-- Text section --

LOKEN, Circuit Judge.

Sintia Yolissa Rodríguez-Mercado, a citizen of Honduras, petitions for judicial review of a final order of the Board of Immigration Appeals (“BIA”) denying her application for asylum, withholding of removal, and protection under .the Convention Against Torture. Rodriguez-Mercado challenges the Immigration Judge’s (“IJ’s”) adverse credibility finding and alleges that the BIA failed to consider whether country conditions independently established her eligibility for asylum relief. She has also moved to remand her case to the BIA to consider whether she is eligible for voluntary departure. We deny the petition for review and the motion to remand.

I.

Rodriguez-Mercado is eligible for asylum if the Attorney General determines that she is a “refugee,” defined as a person who is unwilling to return to her country of origin “because of persecution or a well-founded fear of persecution on account of race, religion, nationality, membership in a particular social group, or political opinion.” 8 U.S.C. §§ 1101(a)(42), 1158(b)(1)(A). A protected ground must be “at least one central reason for persecuting the applicant.” 8 U.S.C. § 1158(b)(1)(B)(i); see Ortiz-Puentes v. *417 Holder, 662 F.8d 481, 483 (8th Cir.2011). Rodriguez-Mercado alleges that repeated domestic violence by her former partner was persecution on account of her membership in a particular social group, namely, “Honduran women who are viewed as property by virtue of their positions within a domestic relationship and who are unable to leave the relationship.” When private persons committed the alleged persecution, as in this case, the asylum petitioner must establish that the assaults “were either condoned by the government or were committed by private actors that the government was unwilling or unable to control.” Osuji v. Holder, 657 F.3d 719, 721-22 (8th Cir.2011) (quotation omitted).

An immigration officer interviewed Rodriguez-Mercado after she entered the United States without inspection near Rio Grande City, Texas, on May 9, 2010. Rodriguez-Mercado admitted that she entered illegally, claimed she was seeking employment in Virginia, and said she did not fear returning to Honduras. However, when the Department of Homeland Security served a Notice to Appear that commenced removal proceedings, she applied for asylum, withholding of removal, and protection under the Convention Against Torture. Rodriguez-Mercado testified at a credible-fear interview before an immigration officer that she fled Honduras because her former partner and father of her child, Juan Carlos Izaguirre, repeatedly beat and raped her while they were living together, and she feared for her personal safety if she returned to Honduras.

Rodriguez-Mercado testified at length at the July 2012 asylum hearing. The IJ found that her testimony was not credible, that inconsistencies in the testimony “go to the heart of her asylum claim,” and that two “crucial” corroborating documents were fabricated. Though Rodriguez-Mercado also submitted documents establishing that domestic violence is widespread in Honduras, the IJ found that “none of these documents are sufficiently detailed, relevant, or persuasive enough to rectify [her] incredible testimony or otherwise establish that she meets the definition of a refugee.” The IJ denied the application and ordered Rodriguez-Mercado removed, also ruling that she was ineligible for voluntary departure because she had not been in the United States for one year before being served the Notice to Appear. See 8 U.S.C. § 1229c(b)(1)(A).

-- Given task 1 --
In the court opinion, why did the IJ find Rodriguez-Mercado ineligible for voluntary departure?
-- Given task 2 --
Go on with the court opinion from its last sentence.
The listing after this court opinion is separate material with no connection to it.

-- Dataset excerpts --
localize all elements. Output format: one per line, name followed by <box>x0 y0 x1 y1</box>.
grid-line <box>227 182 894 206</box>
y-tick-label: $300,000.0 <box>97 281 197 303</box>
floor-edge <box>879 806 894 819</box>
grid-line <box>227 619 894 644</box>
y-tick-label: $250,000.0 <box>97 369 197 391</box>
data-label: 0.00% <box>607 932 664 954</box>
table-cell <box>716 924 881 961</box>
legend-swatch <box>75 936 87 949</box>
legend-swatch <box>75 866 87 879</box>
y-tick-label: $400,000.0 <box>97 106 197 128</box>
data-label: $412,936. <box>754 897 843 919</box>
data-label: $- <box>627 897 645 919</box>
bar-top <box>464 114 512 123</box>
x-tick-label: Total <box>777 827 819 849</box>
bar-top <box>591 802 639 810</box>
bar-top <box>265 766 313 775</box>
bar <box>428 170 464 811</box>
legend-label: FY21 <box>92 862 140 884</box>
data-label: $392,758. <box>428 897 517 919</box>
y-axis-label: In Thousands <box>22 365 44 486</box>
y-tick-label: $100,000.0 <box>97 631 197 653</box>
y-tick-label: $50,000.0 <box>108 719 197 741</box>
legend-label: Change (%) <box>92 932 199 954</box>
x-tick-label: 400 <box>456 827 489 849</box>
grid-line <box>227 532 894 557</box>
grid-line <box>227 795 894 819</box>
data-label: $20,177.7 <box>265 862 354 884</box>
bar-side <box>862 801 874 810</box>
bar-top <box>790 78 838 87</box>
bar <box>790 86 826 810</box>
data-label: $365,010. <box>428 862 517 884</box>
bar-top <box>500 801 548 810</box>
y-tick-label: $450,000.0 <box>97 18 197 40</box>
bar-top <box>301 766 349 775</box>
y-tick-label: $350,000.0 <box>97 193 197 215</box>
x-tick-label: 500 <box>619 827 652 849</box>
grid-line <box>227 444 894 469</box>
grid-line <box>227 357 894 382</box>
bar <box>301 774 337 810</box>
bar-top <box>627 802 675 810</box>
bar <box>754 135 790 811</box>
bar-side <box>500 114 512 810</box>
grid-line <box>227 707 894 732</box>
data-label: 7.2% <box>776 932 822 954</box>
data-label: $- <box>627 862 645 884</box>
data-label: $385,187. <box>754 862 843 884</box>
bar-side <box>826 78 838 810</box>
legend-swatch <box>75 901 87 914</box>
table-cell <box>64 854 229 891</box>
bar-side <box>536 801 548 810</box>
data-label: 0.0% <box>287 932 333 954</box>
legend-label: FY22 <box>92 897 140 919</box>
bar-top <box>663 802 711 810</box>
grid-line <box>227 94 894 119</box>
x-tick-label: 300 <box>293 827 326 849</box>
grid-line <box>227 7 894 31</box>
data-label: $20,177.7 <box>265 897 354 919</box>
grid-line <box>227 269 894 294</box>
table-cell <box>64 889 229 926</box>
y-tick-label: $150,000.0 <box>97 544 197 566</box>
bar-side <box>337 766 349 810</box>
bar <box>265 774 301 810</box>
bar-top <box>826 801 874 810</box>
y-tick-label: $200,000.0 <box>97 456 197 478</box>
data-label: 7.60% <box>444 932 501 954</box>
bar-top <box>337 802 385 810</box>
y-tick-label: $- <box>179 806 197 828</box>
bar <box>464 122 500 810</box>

-- Response 1 --
She had not been in the United States for one year before being served the Notice to Appear.

-- Response 2 --
Rodriguez-Mercado appealed the removal order to the BIA but did not appeal denial of voluntary departure. The BIA dismissed the appeal in a written decision. Upholding the IJ’s adverse credibility finding, the BIA concluded:

We concur with the [IJ’s] conclusion that the respondent failed to sustain her burden of proof to establish past persecution or a well-founded fear of future persecution in Honduras, on account of any of the grounds enumerated in the Act, in light of the fact that she failed to provide credible testimony in support of her claim.

Rodriguez-Mercado petitions for judicial review of this final order of removal. See 8 U.S.C. § 1252(a)(5). When the BIA adopts the IJ’s findings of fact but adds its own reasoning, we review the agency’s fact-finding in both decisions for substantial evidence. Ali v. Holder, 686 F.3d 534, 538 (8th Cir.2012). “Administrative findings of fact, including credibility determinations, are conclusive unless any reasonable adjudicator would be compelled to conclude to the contrary.” Fesehaye v. Holder, 607 F.3d 523, 526 (8th Cir.2010) (quotation omitted); see 8 U.S.C. § 1252(b)(4)(B). We may reverse the BIA’s determination that Rodriguez-Mercado was not eligible for asylum “only if the evidence [she] presented ... was such *418 that a reasonable factfinder would have to conclude that the requisite fear of persecution existed.” INS v. Elias-Zacarias, 502 U.S. 478, 481, 112 S.Ct.812, 117 L.Ed.2d 38 (1992). “We review questions of law de novo and accord substantial deference to the BIA’s interpretation of immigration law and agency regulations.” Zheng v. Holder, 698 F.3d 710, 713 (8th Cir.2012) (quotation omitted).

II.

Rodriguez-Mercado argues that substantial evidence does not support the IJ’s adverse credibility finding. “When the BIA has adopted and affirmed the IJ’s adverse credibility determination, we defer to those findings if supported by specific, cogent reasons for disbelief.” R.K.N. v. Holder, 701 F.3d 535, 538 (8th Cir.2012), quoting Osonowo v. Mukasey, 521 F.3d 922, 927 (8th Cir.2008).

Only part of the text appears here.